* TASK REQUIREMENTS *
Within the records below, find each line that holds the string "author", then copy it.

Stored data entries:
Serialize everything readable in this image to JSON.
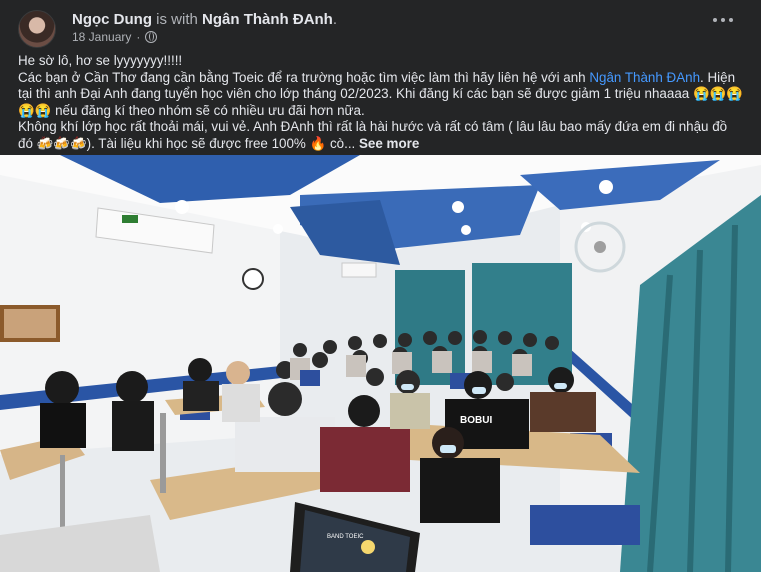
{
  "post": {
    "author": "Ngọc Dung",
    "with_text": "is with",
    "tagged": "Ngân Thành ĐAnh",
    "period": ".",
    "date": "18 January",
    "date_sep": "·",
    "privacy_icon": "globe-icon",
    "more_icon": "more-horizontal-icon",
    "caption": {
      "line1": "He sờ lô, hơ se lyyyyyyy!!!!!",
      "p2_a": "Các bạn ở Cần Thơ đang cần bằng Toeic để ra trường hoặc tìm việc làm thì hãy liên hệ với anh ",
      "p2_link": "Ngân Thành ĐAnh",
      "p2_b": ". Hiện tại thì anh Đại Anh đang tuyển học viên cho lớp tháng 02/2023. Khi đăng kí các bạn sẽ được giảm 1 triệu nhaaaa 😭😭😭😭😭 nếu đăng kí theo nhóm sẽ có nhiều ưu đãi hơn nữa.",
      "p3_a": "Không khí lớp học rất thoải mái, vui vẻ. Anh ĐAnh thì rất là hài hước và rất có tâm ( lâu lâu bao mấy đứa em đi nhậu đồ đó 🍻🍻🍻). Tài liệu khi học sẽ được free 100% 🔥 cò...",
      "see_more": "See more"
    },
    "photo": {
      "subject": "classroom-group-photo",
      "laptop_screen_text": "BAND TOEIC",
      "shirt_text": "BOBUI"
    }
  }
}
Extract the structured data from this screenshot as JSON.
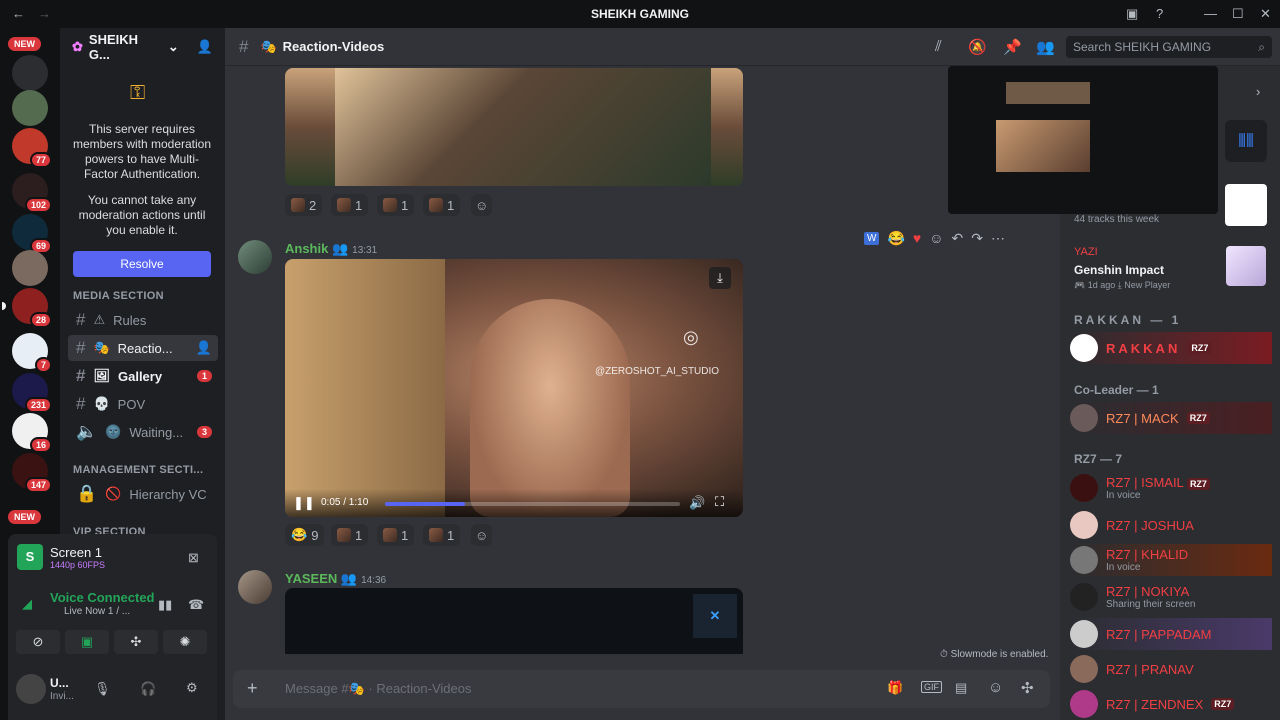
{
  "window": {
    "title": "SHEIKH GAMING"
  },
  "guilds": {
    "new_top": "NEW",
    "new_bottom": "NEW",
    "badges": [
      "77",
      "102",
      "69",
      "28",
      "7",
      "231",
      "16",
      "147"
    ]
  },
  "server": {
    "name": "SHEIKH G...",
    "mfa_text": "This server requires members with moderation powers to have Multi-Factor Authentication.",
    "mfa_text2": "You cannot take any moderation actions until you enable it.",
    "resolve_label": "Resolve"
  },
  "categories": {
    "media": "MEDIA SECTION",
    "management": "MANAGEMENT SECTI...",
    "vip": "VIP SECTION"
  },
  "channels": [
    {
      "name": "Rules",
      "emoji": "⚠"
    },
    {
      "name": "Reactio...",
      "emoji": "🎭"
    },
    {
      "name": "Gallery",
      "emoji": "🖼",
      "badge": "1"
    },
    {
      "name": "POV",
      "emoji": "💀"
    },
    {
      "name": "Waiting...",
      "emoji": "🌚",
      "badge": "3"
    },
    {
      "name": "Hierarchy VC",
      "emoji": "🚫"
    }
  ],
  "panel": {
    "stream_title": "Screen 1",
    "stream_quality": "1440p 60FPS",
    "voice_status": "Voice Connected",
    "voice_detail": "Live Now 1 / ...",
    "user_short": "U...",
    "user_status": "Invi..."
  },
  "header": {
    "channel": "Reaction-Videos",
    "search_placeholder": "Search SHEIKH GAMING"
  },
  "messages": [
    {
      "author": "Anshik",
      "time": "13:31",
      "video_time": "0:05 / 1:10",
      "watermark": "@ZEROSHOT_AI_STUDIO",
      "reactions": [
        {
          "c": "9"
        },
        {
          "c": "1"
        },
        {
          "c": "1"
        },
        {
          "c": "1"
        }
      ]
    },
    {
      "author": "YASEEN",
      "time": "14:36"
    }
  ],
  "top_reactions": [
    {
      "c": "2"
    },
    {
      "c": "1"
    },
    {
      "c": "1"
    },
    {
      "c": "1"
    }
  ],
  "composer": {
    "placeholder": "Message #🎭 · Reaction-Videos",
    "slowmode": "Slowmode is enabled."
  },
  "members": {
    "tracks": "44 tracks this week",
    "activity": {
      "user": "YAZI",
      "game": "Genshin Impact",
      "detail": "1d ago",
      "detail2": "New Player"
    },
    "groups": [
      {
        "label": "RAKKAN — 1",
        "members": [
          {
            "name": "RAKKAN",
            "tag": "RZ7"
          }
        ]
      },
      {
        "label": "Co-Leader — 1",
        "members": [
          {
            "name": "RZ7 | MACK",
            "tag": "RZ7"
          }
        ]
      },
      {
        "label": "RZ7 — 7",
        "members": [
          {
            "name": "RZ7 | ISMAIL",
            "tag": "RZ7",
            "sub": "In voice"
          },
          {
            "name": "RZ7 | JOSHUA"
          },
          {
            "name": "RZ7 | KHALID",
            "sub": "In voice"
          },
          {
            "name": "RZ7 | NOKIYA",
            "sub": "Sharing their screen"
          },
          {
            "name": "RZ7 | PAPPADAM"
          },
          {
            "name": "RZ7 | PRANAV"
          },
          {
            "name": "RZ7 | ZENDNEX",
            "tag": "RZ7"
          }
        ]
      }
    ]
  }
}
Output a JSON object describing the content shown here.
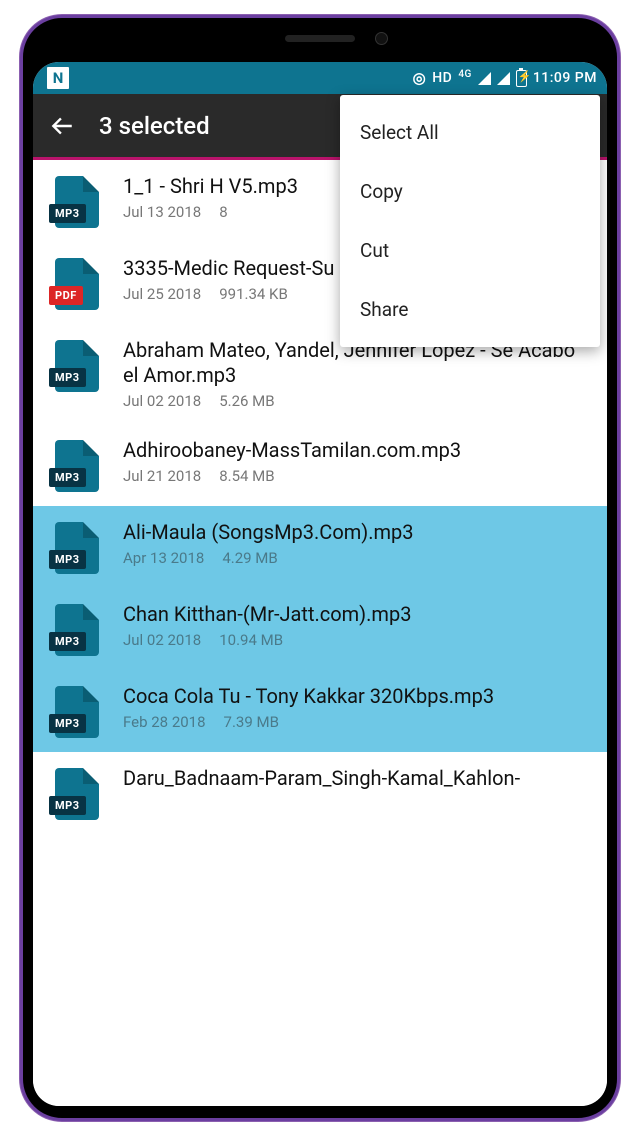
{
  "status": {
    "nav_icon": "N",
    "hd": "HD",
    "net": "4G",
    "time": "11:09 PM"
  },
  "appbar": {
    "title": "3 selected"
  },
  "menu": {
    "items": [
      "Select All",
      "Copy",
      "Cut",
      "Share"
    ]
  },
  "files": [
    {
      "ext": "MP3",
      "ext_class": "",
      "name": "1_1 - Shri H V5.mp3",
      "date": "Jul 13 2018",
      "size": "8",
      "selected": false
    },
    {
      "ext": "PDF",
      "ext_class": "pdf",
      "name": "3335-Medic Request-Su",
      "date": "Jul 25 2018",
      "size": "991.34 KB",
      "selected": false
    },
    {
      "ext": "MP3",
      "ext_class": "",
      "name": "Abraham Mateo, Yandel, Jennifer Lopez - Se Acabó el Amor.mp3",
      "date": "Jul 02 2018",
      "size": "5.26 MB",
      "selected": false
    },
    {
      "ext": "MP3",
      "ext_class": "",
      "name": "Adhiroobaney-MassTamilan.com.mp3",
      "date": "Jul 21 2018",
      "size": "8.54 MB",
      "selected": false
    },
    {
      "ext": "MP3",
      "ext_class": "",
      "name": "Ali-Maula (SongsMp3.Com).mp3",
      "date": "Apr 13 2018",
      "size": "4.29 MB",
      "selected": true
    },
    {
      "ext": "MP3",
      "ext_class": "",
      "name": "Chan Kitthan-(Mr-Jatt.com).mp3",
      "date": "Jul 02 2018",
      "size": "10.94 MB",
      "selected": true
    },
    {
      "ext": "MP3",
      "ext_class": "",
      "name": "Coca Cola Tu - Tony Kakkar 320Kbps.mp3",
      "date": "Feb 28 2018",
      "size": "7.39 MB",
      "selected": true
    },
    {
      "ext": "MP3",
      "ext_class": "",
      "name": "Daru_Badnaam-Param_Singh-Kamal_Kahlon-",
      "date": "",
      "size": "",
      "selected": false
    }
  ]
}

* CORRECT RESULT *
    "author": "Ngọc Dung",
      "author": "Anshik",
      "author": "YASEEN",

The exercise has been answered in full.